(What you should do): The entries that follow should be written out exactly.

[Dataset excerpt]
━━━━

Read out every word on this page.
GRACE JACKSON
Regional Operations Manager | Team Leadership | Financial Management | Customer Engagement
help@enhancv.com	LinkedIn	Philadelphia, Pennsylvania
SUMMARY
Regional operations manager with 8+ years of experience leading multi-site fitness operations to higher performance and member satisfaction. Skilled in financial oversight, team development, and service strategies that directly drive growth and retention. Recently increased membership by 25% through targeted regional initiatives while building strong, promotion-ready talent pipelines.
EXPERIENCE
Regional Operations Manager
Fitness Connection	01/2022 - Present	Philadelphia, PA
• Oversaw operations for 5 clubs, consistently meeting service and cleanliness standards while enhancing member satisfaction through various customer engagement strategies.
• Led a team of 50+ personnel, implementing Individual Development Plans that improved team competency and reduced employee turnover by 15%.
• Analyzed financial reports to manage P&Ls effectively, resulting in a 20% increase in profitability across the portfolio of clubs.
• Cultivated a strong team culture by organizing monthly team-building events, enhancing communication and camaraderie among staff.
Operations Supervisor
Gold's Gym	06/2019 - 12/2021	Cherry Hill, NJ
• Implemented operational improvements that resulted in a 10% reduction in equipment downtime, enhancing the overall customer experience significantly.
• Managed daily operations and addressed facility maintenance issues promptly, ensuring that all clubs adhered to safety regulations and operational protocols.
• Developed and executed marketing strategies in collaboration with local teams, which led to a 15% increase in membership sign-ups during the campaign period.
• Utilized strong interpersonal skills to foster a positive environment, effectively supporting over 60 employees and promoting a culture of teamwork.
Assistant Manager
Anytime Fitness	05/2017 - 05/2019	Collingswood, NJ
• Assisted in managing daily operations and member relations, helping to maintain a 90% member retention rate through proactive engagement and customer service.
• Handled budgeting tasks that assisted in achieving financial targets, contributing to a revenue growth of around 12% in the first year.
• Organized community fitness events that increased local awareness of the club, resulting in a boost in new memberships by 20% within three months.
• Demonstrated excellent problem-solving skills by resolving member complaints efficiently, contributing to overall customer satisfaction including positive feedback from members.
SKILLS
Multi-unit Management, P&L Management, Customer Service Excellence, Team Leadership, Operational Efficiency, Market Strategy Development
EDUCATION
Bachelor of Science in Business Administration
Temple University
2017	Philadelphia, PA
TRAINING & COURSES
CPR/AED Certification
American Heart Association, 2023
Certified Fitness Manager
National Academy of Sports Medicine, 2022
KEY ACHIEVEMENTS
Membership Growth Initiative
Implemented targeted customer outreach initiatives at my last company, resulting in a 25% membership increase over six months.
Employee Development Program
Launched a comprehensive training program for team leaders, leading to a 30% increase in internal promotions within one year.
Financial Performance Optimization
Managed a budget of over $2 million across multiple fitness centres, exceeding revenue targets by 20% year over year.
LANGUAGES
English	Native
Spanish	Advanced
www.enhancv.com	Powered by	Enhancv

━━━━

(Task response):
Read out every word on this page.
GRACE JACKSON
Regional Operations Manager | Team Leadership | Financial Management | Customer Engagement
help@enhancv.com	LinkedIn	Philadelphia, Pennsylvania
SUMMARY
Regional operations manager with 8+ years of experience leading multi-site fitness operations to higher performance and member satisfaction. Skilled in financial oversight, team development, and service strategies that directly drive growth and retention. Recently increased membership by 25% through targeted regional initiatives while building strong, promotion-ready talent pipelines.
EXPERIENCE
Regional Operations Manager
Fitness Connection	01/2022 - Present	Philadelphia, PA
• Oversaw operations for 5 clubs, consistently meeting service and cleanliness standards while enhancing member satisfaction through various customer engagement strategies.
• Led a team of 50+ personnel, implementing Individual Development Plans that improved team competency and reduced employee turnover by 15%.
• Analyzed financial reports to manage P&Ls effectively, resulting in a 20% increase in profitability across the portfolio of clubs.
• Cultivated a strong team culture by organizing monthly team-building events, enhancing communication and camaraderie among staff.
Operations Supervisor
Gold's Gym	06/2019 - 12/2021	Cherry Hill, NJ
• Implemented operational improvements that resulted in a 10% reduction in equipment downtime, enhancing the overall customer experience significantly.
• Managed daily operations and addressed facility maintenance issues promptly, ensuring that all clubs adhered to safety regulations and operational protocols.
• Developed and executed marketing strategies in collaboration with local teams, which led to a 15% increase in membership sign-ups during the campaign period.
• Utilized strong interpersonal skills to foster a positive environment, effectively supporting over 60 employees and promoting a culture of teamwork.
Assistant Manager
Anytime Fitness	05/2017 - 05/2019	Collingswood, NJ
• Assisted in managing daily operations and member relations, helping to maintain a 90% member retention rate through proactive engagement and customer service.
• Handled budgeting tasks that assisted in achieving financial targets, contributing to a revenue growth of around 12% in the first year.
• Organized community fitness events that increased local awareness of the club, resulting in a boost in new memberships by 20% within three months.
• Demonstrated excellent problem-solving skills by resolving member complaints efficiently, contributing to overall customer satisfaction including positive feedback from members.
SKILLS
Multi-unit Management, P&L Management, Customer Service Excellence, Team Leadership, Operational Efficiency, Market Strategy Development
EDUCATION
Bachelor of Science in Business Administration
Temple University
2017	Philadelphia, PA
TRAINING & COURSES
CPR/AED Certification
American Heart Association, 2023
Certified Fitness Manager
National Academy of Sports Medicine, 2022
KEY ACHIEVEMENTS
Membership Growth Initiative
Implemented targeted customer outreach initiatives at my last company, resulting in a 25% membership increase over six months.
Employee Development Program
Launched a comprehensive training program for team leaders, leading to a 30% increase in internal promotions within one year.
Financial Performance Optimization
Managed a budget of over $2 million across multiple fitness centres, exceeding revenue targets by 20% year over year.
LANGUAGES
English	Native
Spanish	Advanced
www.enhancv.com	Powered by	Enhancv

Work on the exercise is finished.